===== Material supplied

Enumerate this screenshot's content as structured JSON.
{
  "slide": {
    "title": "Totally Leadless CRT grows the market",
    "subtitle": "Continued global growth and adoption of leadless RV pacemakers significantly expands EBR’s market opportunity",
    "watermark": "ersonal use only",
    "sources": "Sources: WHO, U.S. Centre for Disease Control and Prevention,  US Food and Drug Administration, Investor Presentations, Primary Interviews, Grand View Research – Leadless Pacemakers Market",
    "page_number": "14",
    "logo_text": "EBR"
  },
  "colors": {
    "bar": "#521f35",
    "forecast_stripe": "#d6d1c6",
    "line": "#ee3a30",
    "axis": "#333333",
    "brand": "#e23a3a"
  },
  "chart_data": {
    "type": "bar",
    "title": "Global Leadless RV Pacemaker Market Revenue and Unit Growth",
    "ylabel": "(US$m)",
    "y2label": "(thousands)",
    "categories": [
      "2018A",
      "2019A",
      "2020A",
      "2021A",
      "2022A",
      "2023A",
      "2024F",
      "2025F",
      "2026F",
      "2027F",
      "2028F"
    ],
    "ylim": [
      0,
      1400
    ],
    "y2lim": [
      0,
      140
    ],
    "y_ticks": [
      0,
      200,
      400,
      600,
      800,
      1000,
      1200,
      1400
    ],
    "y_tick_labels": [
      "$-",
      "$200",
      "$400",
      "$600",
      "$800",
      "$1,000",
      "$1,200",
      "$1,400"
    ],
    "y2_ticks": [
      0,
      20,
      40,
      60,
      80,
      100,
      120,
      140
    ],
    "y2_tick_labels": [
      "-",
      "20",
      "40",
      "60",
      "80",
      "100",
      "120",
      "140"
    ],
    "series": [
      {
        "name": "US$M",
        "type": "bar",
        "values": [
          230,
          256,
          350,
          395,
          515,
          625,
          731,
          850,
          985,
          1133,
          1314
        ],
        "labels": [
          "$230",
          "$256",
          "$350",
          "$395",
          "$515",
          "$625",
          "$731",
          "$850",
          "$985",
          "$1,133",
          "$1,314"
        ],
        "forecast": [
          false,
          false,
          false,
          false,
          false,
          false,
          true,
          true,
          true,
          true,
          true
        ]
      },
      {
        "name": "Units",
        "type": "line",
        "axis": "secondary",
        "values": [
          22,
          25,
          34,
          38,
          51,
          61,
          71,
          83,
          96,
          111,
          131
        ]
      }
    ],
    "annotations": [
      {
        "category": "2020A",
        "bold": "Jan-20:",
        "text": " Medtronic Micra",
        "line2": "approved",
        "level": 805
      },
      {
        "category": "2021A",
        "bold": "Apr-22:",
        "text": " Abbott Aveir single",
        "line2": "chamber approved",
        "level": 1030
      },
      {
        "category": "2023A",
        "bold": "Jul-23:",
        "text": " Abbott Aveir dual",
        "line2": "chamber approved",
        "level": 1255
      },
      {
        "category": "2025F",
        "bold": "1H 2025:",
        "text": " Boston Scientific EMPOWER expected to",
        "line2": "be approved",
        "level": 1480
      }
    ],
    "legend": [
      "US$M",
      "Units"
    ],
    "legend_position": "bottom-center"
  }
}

==========

## Stated problem
Exactly reproduce the material above.

## Problem solution
Enumerate this screenshot's content as structured JSON.
{
  "slide": {
    "title": "Totally Leadless CRT grows the market",
    "subtitle": "Continued global growth and adoption of leadless RV pacemakers significantly expands EBR’s market opportunity",
    "watermark": "ersonal use only",
    "sources": "Sources: WHO, U.S. Centre for Disease Control and Prevention,  US Food and Drug Administration, Investor Presentations, Primary Interviews, Grand View Research – Leadless Pacemakers Market",
    "page_number": "14",
    "logo_text": "EBR"
  },
  "colors": {
    "bar": "#521f35",
    "forecast_stripe": "#d6d1c6",
    "line": "#ee3a30",
    "axis": "#333333",
    "brand": "#e23a3a"
  },
  "chart_data": {
    "type": "bar",
    "title": "Global Leadless RV Pacemaker Market Revenue and Unit Growth",
    "ylabel": "(US$m)",
    "y2label": "(thousands)",
    "categories": [
      "2018A",
      "2019A",
      "2020A",
      "2021A",
      "2022A",
      "2023A",
      "2024F",
      "2025F",
      "2026F",
      "2027F",
      "2028F"
    ],
    "ylim": [
      0,
      1400
    ],
    "y2lim": [
      0,
      140
    ],
    "y_ticks": [
      0,
      200,
      400,
      600,
      800,
      1000,
      1200,
      1400
    ],
    "y_tick_labels": [
      "$-",
      "$200",
      "$400",
      "$600",
      "$800",
      "$1,000",
      "$1,200",
      "$1,400"
    ],
    "y2_ticks": [
      0,
      20,
      40,
      60,
      80,
      100,
      120,
      140
    ],
    "y2_tick_labels": [
      "-",
      "20",
      "40",
      "60",
      "80",
      "100",
      "120",
      "140"
    ],
    "series": [
      {
        "name": "US$M",
        "type": "bar",
        "values": [
          230,
          256,
          350,
          395,
          515,
          625,
          731,
          850,
          985,
          1133,
          1314
        ],
        "labels": [
          "$230",
          "$256",
          "$350",
          "$395",
          "$515",
          "$625",
          "$731",
          "$850",
          "$985",
          "$1,133",
          "$1,314"
        ],
        "forecast": [
          false,
          false,
          false,
          false,
          false,
          false,
          true,
          true,
          true,
          true,
          true
        ]
      },
      {
        "name": "Units",
        "type": "line",
        "axis": "secondary",
        "values": [
          22,
          25,
          34,
          38,
          51,
          61,
          71,
          83,
          96,
          111,
          131
        ]
      }
    ],
    "annotations": [
      {
        "category": "2020A",
        "bold": "Jan-20:",
        "text": " Medtronic Micra",
        "line2": "approved",
        "level": 805
      },
      {
        "category": "2021A",
        "bold": "Apr-22:",
        "text": " Abbott Aveir single",
        "line2": "chamber approved",
        "level": 1030
      },
      {
        "category": "2023A",
        "bold": "Jul-23:",
        "text": " Abbott Aveir dual",
        "line2": "chamber approved",
        "level": 1255
      },
      {
        "category": "2025F",
        "bold": "1H 2025:",
        "text": " Boston Scientific EMPOWER expected to",
        "line2": "be approved",
        "level": 1480
      }
    ],
    "legend": [
      "US$M",
      "Units"
    ],
    "legend_position": "bottom-center"
  }
}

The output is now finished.